— Start of DATA LISTING —

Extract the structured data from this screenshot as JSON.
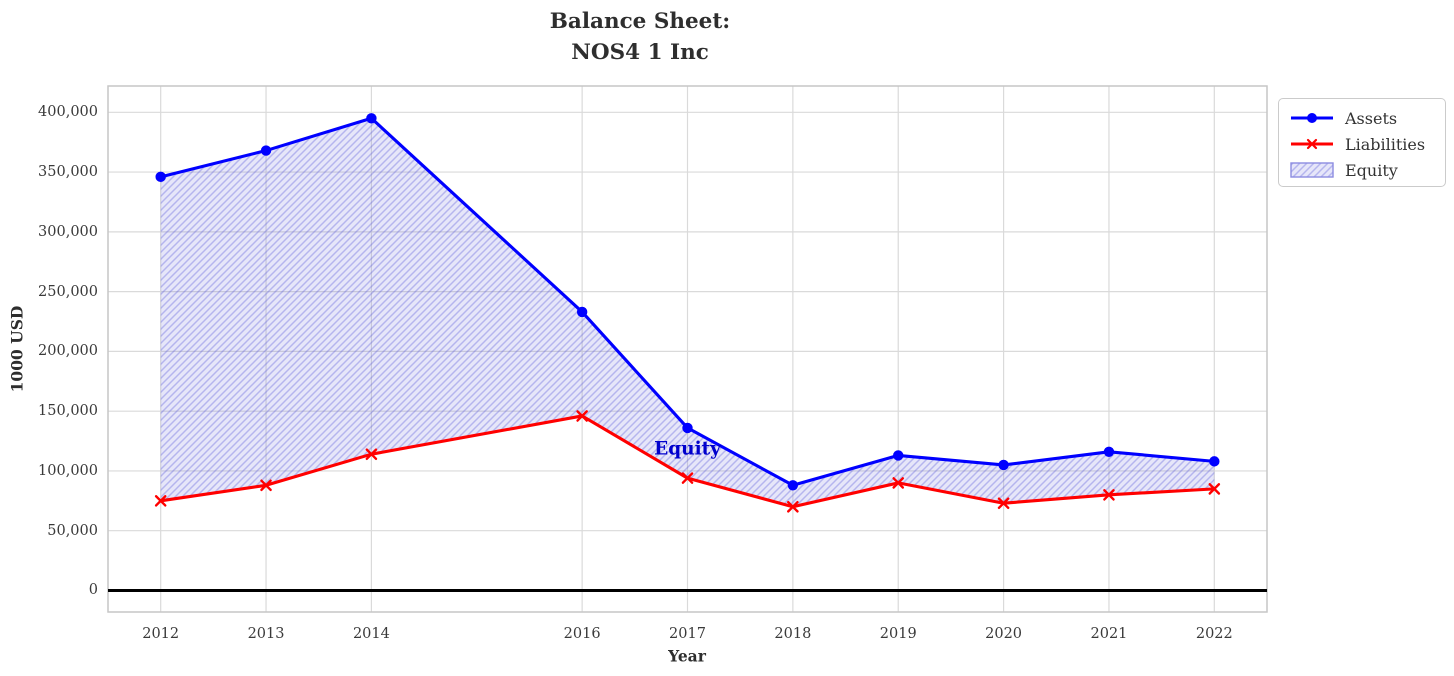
{
  "chart": {
    "title_line1": "Balance Sheet:",
    "title_line2": "NOS4 1 Inc",
    "xlabel": "Year",
    "ylabel": "1000 USD",
    "annotation": "Equity"
  },
  "legend": {
    "assets": "Assets",
    "liabilities": "Liabilities",
    "equity": "Equity"
  },
  "chart_data": {
    "type": "line",
    "title": "Balance Sheet:\nNOS4 1 Inc",
    "xlabel": "Year",
    "ylabel": "1000 USD",
    "x": [
      2012,
      2013,
      2014,
      2016,
      2017,
      2018,
      2019,
      2020,
      2021,
      2022
    ],
    "series": [
      {
        "name": "Assets",
        "marker": "circle",
        "color": "#0000ff",
        "values": [
          346000,
          368000,
          395000,
          233000,
          136000,
          88000,
          113000,
          105000,
          116000,
          108000
        ]
      },
      {
        "name": "Liabilities",
        "marker": "x",
        "color": "#ff0000",
        "values": [
          75000,
          88000,
          114000,
          146000,
          94000,
          70000,
          90000,
          73000,
          80000,
          85000
        ]
      }
    ],
    "fill_between": {
      "name": "Equity",
      "between": [
        "Assets",
        "Liabilities"
      ],
      "fill_color": "#6464dc",
      "fill_opacity": 0.16,
      "hatch": "/",
      "hatch_color": "#6464dc",
      "hatch_opacity": 0.38
    },
    "annotation": {
      "text": "Equity",
      "x": 2017,
      "y": 118000,
      "color": "#0000cd"
    },
    "x_tick_labels": [
      "2012",
      "2013",
      "2014",
      "2016",
      "2017",
      "2018",
      "2019",
      "2020",
      "2021",
      "2022"
    ],
    "y_tick_labels": [
      "0",
      "50,000",
      "100,000",
      "150,000",
      "200,000",
      "250,000",
      "300,000",
      "350,000",
      "400,000"
    ],
    "y_tick_values": [
      0,
      50000,
      100000,
      150000,
      200000,
      250000,
      300000,
      350000,
      400000
    ],
    "xlim": [
      2011.5,
      2022.5
    ],
    "ylim": [
      -18000,
      422000
    ],
    "grid": true,
    "grid_color": "#dadada",
    "spine_color": "#c6c6c6",
    "zero_line": true,
    "zero_line_color": "#000000",
    "legend_position": "upper-right-outside",
    "legend_entries": [
      "Assets",
      "Liabilities",
      "Equity"
    ]
  }
}
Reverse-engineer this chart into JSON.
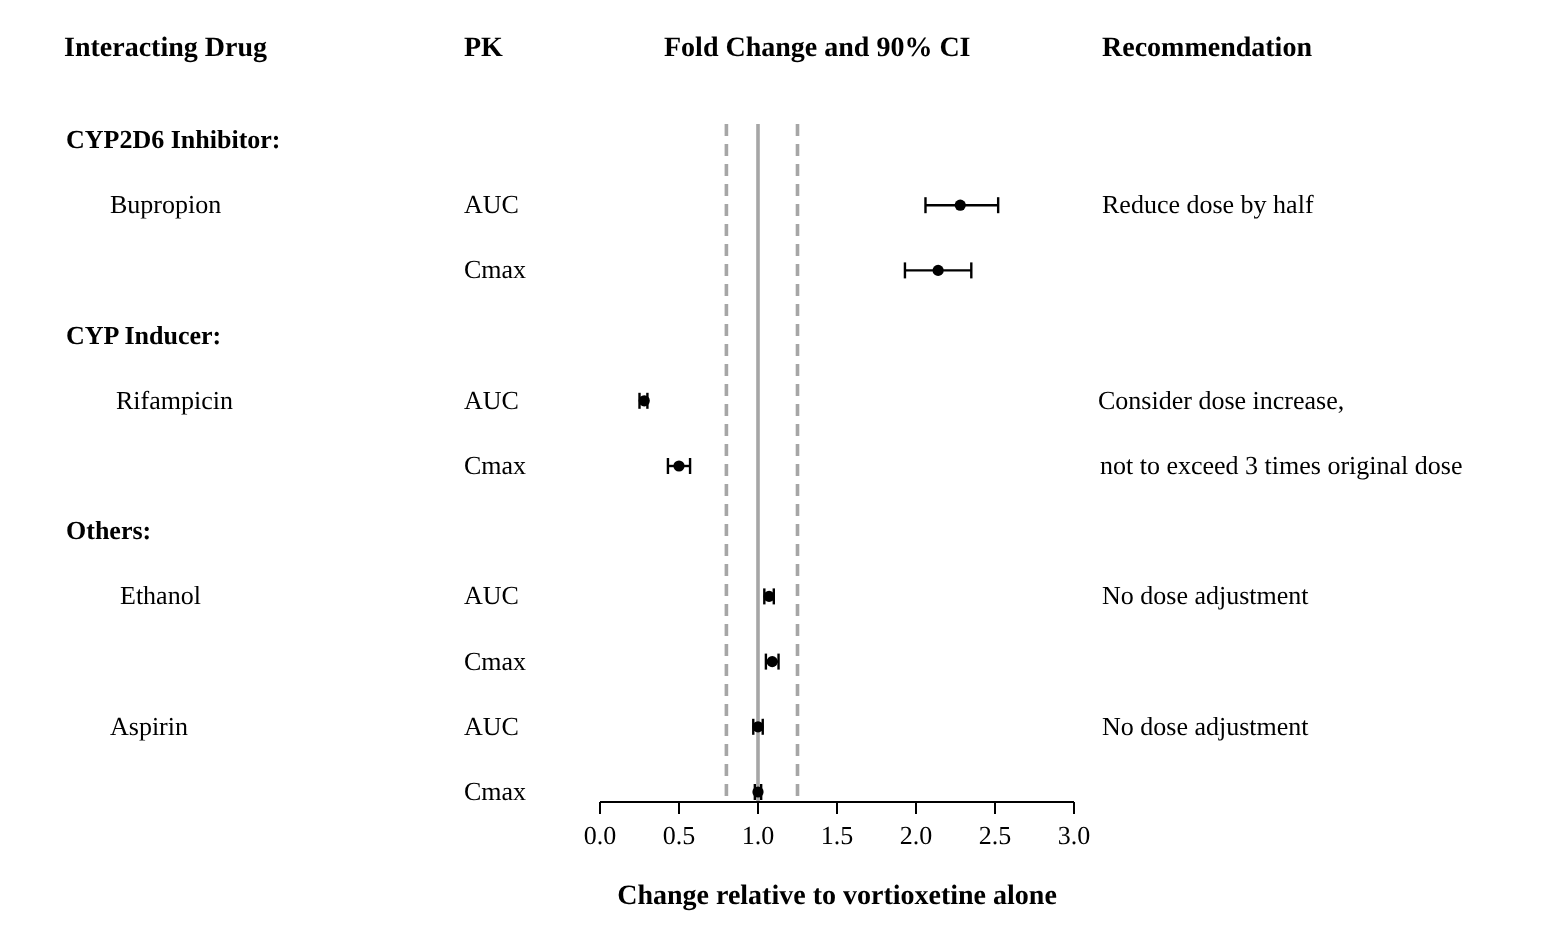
{
  "chart_data": {
    "type": "scatter",
    "orientation": "horizontal",
    "xlabel": "Change relative to vortioxetine alone",
    "categories": [
      "AUC",
      "Cmax",
      "AUC",
      "Cmax",
      "AUC",
      "Cmax",
      "AUC",
      "Cmax"
    ],
    "color": "#000000",
    "values": [
      2.28,
      2.14,
      0.28,
      0.5,
      1.07,
      1.09,
      1.0,
      1.0
    ],
    "errors": [
      [
        2.06,
        2.52
      ],
      [
        1.93,
        2.35
      ],
      [
        0.25,
        0.3
      ],
      [
        0.43,
        0.57
      ],
      [
        1.04,
        1.1
      ],
      [
        1.05,
        1.13
      ],
      [
        0.97,
        1.03
      ],
      [
        0.98,
        1.02
      ]
    ],
    "marker": "circle",
    "xlim": [
      0,
      3
    ],
    "xticks": [
      {
        "value": 0,
        "label": "0.0"
      },
      {
        "value": 0.5,
        "label": "0.5"
      },
      {
        "value": 1,
        "label": "1.0"
      },
      {
        "value": 1.5,
        "label": "1.5"
      },
      {
        "value": 2,
        "label": "2.0"
      },
      {
        "value": 2.5,
        "label": "2.5"
      },
      {
        "value": 3,
        "label": "3.0"
      }
    ],
    "ref_lines": [
      {
        "axis": "x",
        "value": 0.8,
        "color": "#a6a6a6",
        "line_style": "dashed"
      },
      {
        "axis": "x",
        "value": 1,
        "color": "#a6a6a6",
        "line_style": "solid"
      },
      {
        "axis": "x",
        "value": 1.25,
        "color": "#a6a6a6",
        "line_style": "dashed"
      }
    ],
    "annotations": [
      "Interacting Drug",
      "PK",
      "Fold Change and 90% CI",
      "Recommendation",
      "CYP2D6 Inhibitor:",
      "CYP Inducer:",
      "Others:",
      "Bupropion",
      "Rifampicin",
      "Ethanol",
      "Aspirin",
      "Reduce dose by half",
      "Consider dose increase,",
      "not to exceed 3 times original dose",
      "No dose adjustment",
      "No dose adjustment"
    ]
  }
}
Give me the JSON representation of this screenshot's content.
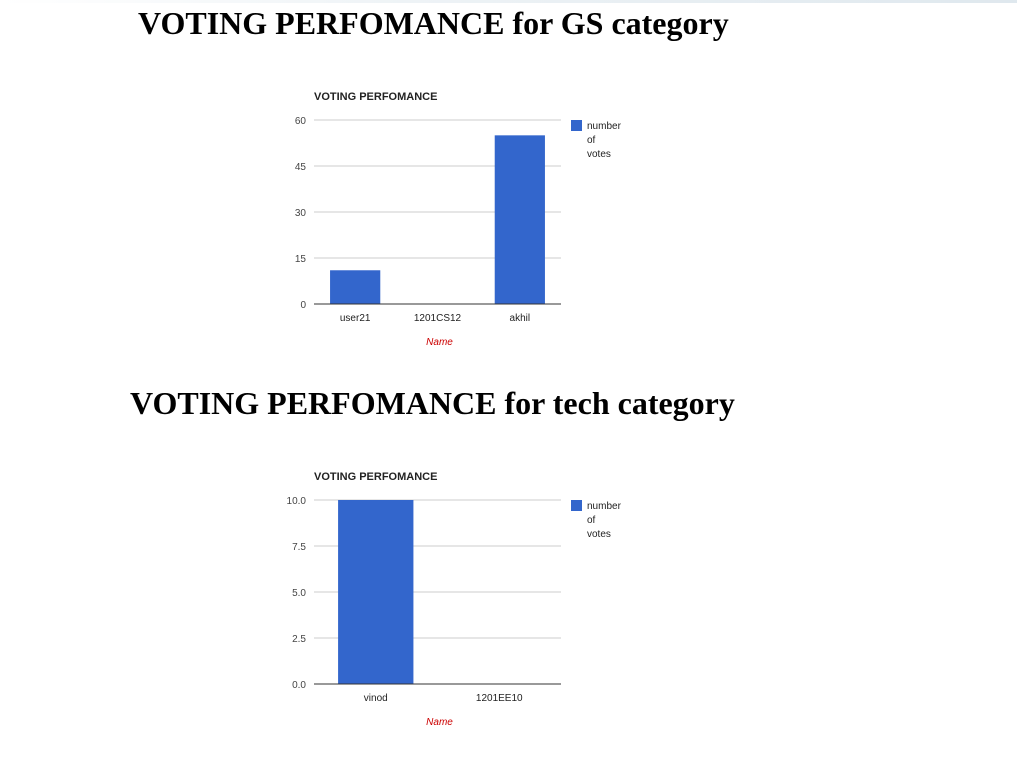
{
  "page": {
    "heading_gs": "VOTING PERFOMANCE for GS category",
    "heading_tech": "VOTING PERFOMANCE for tech category"
  },
  "colors": {
    "bar": "#3366cc",
    "grid": "#cccccc",
    "axis": "#333333",
    "xlabel": "#cc0000",
    "text": "#222222"
  },
  "chart_data": [
    {
      "type": "bar",
      "title": "VOTING PERFOMANCE",
      "categories": [
        "user21",
        "1201CS12",
        "akhil"
      ],
      "series": [
        {
          "name": "number of votes",
          "values": [
            11,
            0,
            55
          ]
        }
      ],
      "legend_lines": [
        "number",
        "of",
        "votes"
      ],
      "xlabel": "Name",
      "ylabel": "",
      "ylim": [
        0,
        60
      ],
      "yticks": [
        0,
        15,
        30,
        45,
        60
      ],
      "ytick_labels": [
        "0",
        "15",
        "30",
        "45",
        "60"
      ],
      "grid": true,
      "legend_position": "right"
    },
    {
      "type": "bar",
      "title": "VOTING PERFOMANCE",
      "categories": [
        "vinod",
        "1201EE10"
      ],
      "series": [
        {
          "name": "number of votes",
          "values": [
            10,
            0
          ]
        }
      ],
      "legend_lines": [
        "number",
        "of",
        "votes"
      ],
      "xlabel": "Name",
      "ylabel": "",
      "ylim": [
        0,
        10
      ],
      "yticks": [
        0,
        2.5,
        5,
        7.5,
        10
      ],
      "ytick_labels": [
        "0.0",
        "2.5",
        "5.0",
        "7.5",
        "10.0"
      ],
      "grid": true,
      "legend_position": "right"
    }
  ]
}
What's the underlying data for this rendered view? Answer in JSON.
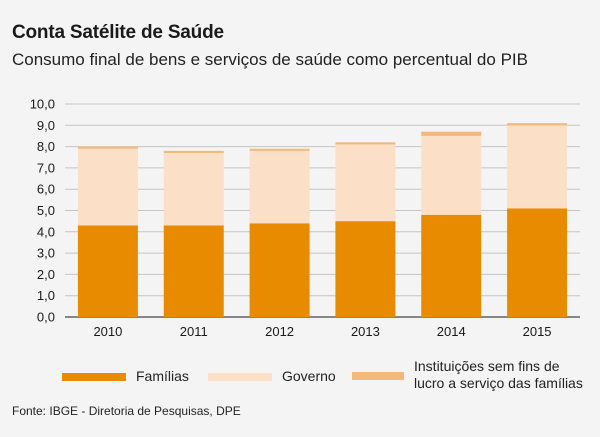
{
  "header": {
    "title": "Conta Satélite de Saúde",
    "subtitle": "Consumo final de bens e serviços de saúde como percentual do PIB"
  },
  "chart_data": {
    "type": "bar",
    "stacked": true,
    "categories": [
      "2010",
      "2011",
      "2012",
      "2013",
      "2014",
      "2015"
    ],
    "series": [
      {
        "name": "Famílias",
        "color": "#e88b00",
        "values": [
          4.3,
          4.3,
          4.4,
          4.5,
          4.8,
          5.1
        ]
      },
      {
        "name": "Governo",
        "color": "#fcdfc7",
        "values": [
          3.6,
          3.4,
          3.4,
          3.6,
          3.7,
          3.9
        ]
      },
      {
        "name": "Instituições sem fins de lucro a serviço das famílias",
        "color": "#f4b97a",
        "values": [
          0.1,
          0.1,
          0.1,
          0.1,
          0.2,
          0.1
        ]
      }
    ],
    "yticks": [
      "0,0",
      "1,0",
      "2,0",
      "3,0",
      "4,0",
      "5,0",
      "6,0",
      "7,0",
      "8,0",
      "9,0",
      "10,0"
    ],
    "ylim": [
      0,
      10
    ],
    "grid": true
  },
  "legend": {
    "items": [
      {
        "label": "Famílias",
        "color": "#e88b00"
      },
      {
        "label": "Governo",
        "color": "#fcdfc7"
      },
      {
        "label_line1": "Instituições sem fins de",
        "label_line2": "lucro a serviço das famílias",
        "color": "#f4b97a"
      }
    ]
  },
  "footer": {
    "source": "Fonte: IBGE - Diretoria de Pesquisas, DPE"
  }
}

— End of DATA LISTING —

> _TASK BRIEF_
Extract all the entries word for word; omit any pictures.

> _SOLUTION FOR THIS PROBLEM_
Extract the structured data from this screenshot as JSON.
{
  "chart": {
    "title_line1": "Balance Sheet:",
    "title_line2": "NOS4 1 Inc",
    "xlabel": "Year",
    "ylabel": "1000 USD",
    "annotation": "Equity"
  },
  "legend": {
    "assets": "Assets",
    "liabilities": "Liabilities",
    "equity": "Equity"
  },
  "chart_data": {
    "type": "line",
    "title": "Balance Sheet:\nNOS4 1 Inc",
    "xlabel": "Year",
    "ylabel": "1000 USD",
    "x": [
      2012,
      2013,
      2014,
      2016,
      2017,
      2018,
      2019,
      2020,
      2021,
      2022
    ],
    "series": [
      {
        "name": "Assets",
        "marker": "circle",
        "color": "#0000ff",
        "values": [
          346000,
          368000,
          395000,
          233000,
          136000,
          88000,
          113000,
          105000,
          116000,
          108000
        ]
      },
      {
        "name": "Liabilities",
        "marker": "x",
        "color": "#ff0000",
        "values": [
          75000,
          88000,
          114000,
          146000,
          94000,
          70000,
          90000,
          73000,
          80000,
          85000
        ]
      }
    ],
    "fill_between": {
      "name": "Equity",
      "between": [
        "Assets",
        "Liabilities"
      ],
      "fill_color": "#6464dc",
      "fill_opacity": 0.16,
      "hatch": "/",
      "hatch_color": "#6464dc",
      "hatch_opacity": 0.38
    },
    "annotation": {
      "text": "Equity",
      "x": 2017,
      "y": 118000,
      "color": "#0000cd"
    },
    "x_tick_labels": [
      "2012",
      "2013",
      "2014",
      "2016",
      "2017",
      "2018",
      "2019",
      "2020",
      "2021",
      "2022"
    ],
    "y_tick_labels": [
      "0",
      "50,000",
      "100,000",
      "150,000",
      "200,000",
      "250,000",
      "300,000",
      "350,000",
      "400,000"
    ],
    "y_tick_values": [
      0,
      50000,
      100000,
      150000,
      200000,
      250000,
      300000,
      350000,
      400000
    ],
    "xlim": [
      2011.5,
      2022.5
    ],
    "ylim": [
      -18000,
      422000
    ],
    "grid": true,
    "grid_color": "#dadada",
    "spine_color": "#c6c6c6",
    "zero_line": true,
    "zero_line_color": "#000000",
    "legend_position": "upper-right-outside",
    "legend_entries": [
      "Assets",
      "Liabilities",
      "Equity"
    ]
  }
}
Reverse-engineer this chart into JSON.
{
  "chart_data": {
    "type": "scatter",
    "orientation": "horizontal",
    "xlabel": "Change relative to vortioxetine alone",
    "categories": [
      "AUC",
      "Cmax",
      "AUC",
      "Cmax",
      "AUC",
      "Cmax",
      "AUC",
      "Cmax"
    ],
    "color": "#000000",
    "values": [
      2.28,
      2.14,
      0.28,
      0.5,
      1.07,
      1.09,
      1.0,
      1.0
    ],
    "errors": [
      [
        2.06,
        2.52
      ],
      [
        1.93,
        2.35
      ],
      [
        0.25,
        0.3
      ],
      [
        0.43,
        0.57
      ],
      [
        1.04,
        1.1
      ],
      [
        1.05,
        1.13
      ],
      [
        0.97,
        1.03
      ],
      [
        0.98,
        1.02
      ]
    ],
    "marker": "circle",
    "xlim": [
      0,
      3
    ],
    "xticks": [
      {
        "value": 0,
        "label": "0.0"
      },
      {
        "value": 0.5,
        "label": "0.5"
      },
      {
        "value": 1,
        "label": "1.0"
      },
      {
        "value": 1.5,
        "label": "1.5"
      },
      {
        "value": 2,
        "label": "2.0"
      },
      {
        "value": 2.5,
        "label": "2.5"
      },
      {
        "value": 3,
        "label": "3.0"
      }
    ],
    "ref_lines": [
      {
        "axis": "x",
        "value": 0.8,
        "color": "#a6a6a6",
        "line_style": "dashed"
      },
      {
        "axis": "x",
        "value": 1,
        "color": "#a6a6a6",
        "line_style": "solid"
      },
      {
        "axis": "x",
        "value": 1.25,
        "color": "#a6a6a6",
        "line_style": "dashed"
      }
    ],
    "annotations": [
      "Interacting Drug",
      "PK",
      "Fold Change and 90% CI",
      "Recommendation",
      "CYP2D6 Inhibitor:",
      "CYP Inducer:",
      "Others:",
      "Bupropion",
      "Rifampicin",
      "Ethanol",
      "Aspirin",
      "Reduce dose by half",
      "Consider dose increase,",
      "not to exceed 3 times original dose",
      "No dose adjustment",
      "No dose adjustment"
    ]
  }
}
Give me the JSON representation of this screenshot's content.
{
  "page": {
    "heading_gs": "VOTING PERFOMANCE for GS category",
    "heading_tech": "VOTING PERFOMANCE for tech category"
  },
  "colors": {
    "bar": "#3366cc",
    "grid": "#cccccc",
    "axis": "#333333",
    "xlabel": "#cc0000",
    "text": "#222222"
  },
  "chart_data": [
    {
      "type": "bar",
      "title": "VOTING PERFOMANCE",
      "categories": [
        "user21",
        "1201CS12",
        "akhil"
      ],
      "series": [
        {
          "name": "number of votes",
          "values": [
            11,
            0,
            55
          ]
        }
      ],
      "legend_lines": [
        "number",
        "of",
        "votes"
      ],
      "xlabel": "Name",
      "ylabel": "",
      "ylim": [
        0,
        60
      ],
      "yticks": [
        0,
        15,
        30,
        45,
        60
      ],
      "ytick_labels": [
        "0",
        "15",
        "30",
        "45",
        "60"
      ],
      "grid": true,
      "legend_position": "right"
    },
    {
      "type": "bar",
      "title": "VOTING PERFOMANCE",
      "categories": [
        "vinod",
        "1201EE10"
      ],
      "series": [
        {
          "name": "number of votes",
          "values": [
            10,
            0
          ]
        }
      ],
      "legend_lines": [
        "number",
        "of",
        "votes"
      ],
      "xlabel": "Name",
      "ylabel": "",
      "ylim": [
        0,
        10
      ],
      "yticks": [
        0,
        2.5,
        5,
        7.5,
        10
      ],
      "ytick_labels": [
        "0.0",
        "2.5",
        "5.0",
        "7.5",
        "10.0"
      ],
      "grid": true,
      "legend_position": "right"
    }
  ]
}
What's the underlying data for this rendered view? Answer in JSON.
{
  "header": {
    "title": "Conta Satélite de Saúde",
    "subtitle": "Consumo final de bens e serviços de saúde como percentual do PIB"
  },
  "chart_data": {
    "type": "bar",
    "stacked": true,
    "categories": [
      "2010",
      "2011",
      "2012",
      "2013",
      "2014",
      "2015"
    ],
    "series": [
      {
        "name": "Famílias",
        "color": "#e88b00",
        "values": [
          4.3,
          4.3,
          4.4,
          4.5,
          4.8,
          5.1
        ]
      },
      {
        "name": "Governo",
        "color": "#fcdfc7",
        "values": [
          3.6,
          3.4,
          3.4,
          3.6,
          3.7,
          3.9
        ]
      },
      {
        "name": "Instituições sem fins de lucro a serviço das famílias",
        "color": "#f4b97a",
        "values": [
          0.1,
          0.1,
          0.1,
          0.1,
          0.2,
          0.1
        ]
      }
    ],
    "yticks": [
      "0,0",
      "1,0",
      "2,0",
      "3,0",
      "4,0",
      "5,0",
      "6,0",
      "7,0",
      "8,0",
      "9,0",
      "10,0"
    ],
    "ylim": [
      0,
      10
    ],
    "grid": true
  },
  "legend": {
    "items": [
      {
        "label": "Famílias",
        "color": "#e88b00"
      },
      {
        "label": "Governo",
        "color": "#fcdfc7"
      },
      {
        "label_line1": "Instituições sem fins de",
        "label_line2": "lucro a serviço das famílias",
        "color": "#f4b97a"
      }
    ]
  },
  "footer": {
    "source": "Fonte: IBGE - Diretoria de Pesquisas, DPE"
  }
}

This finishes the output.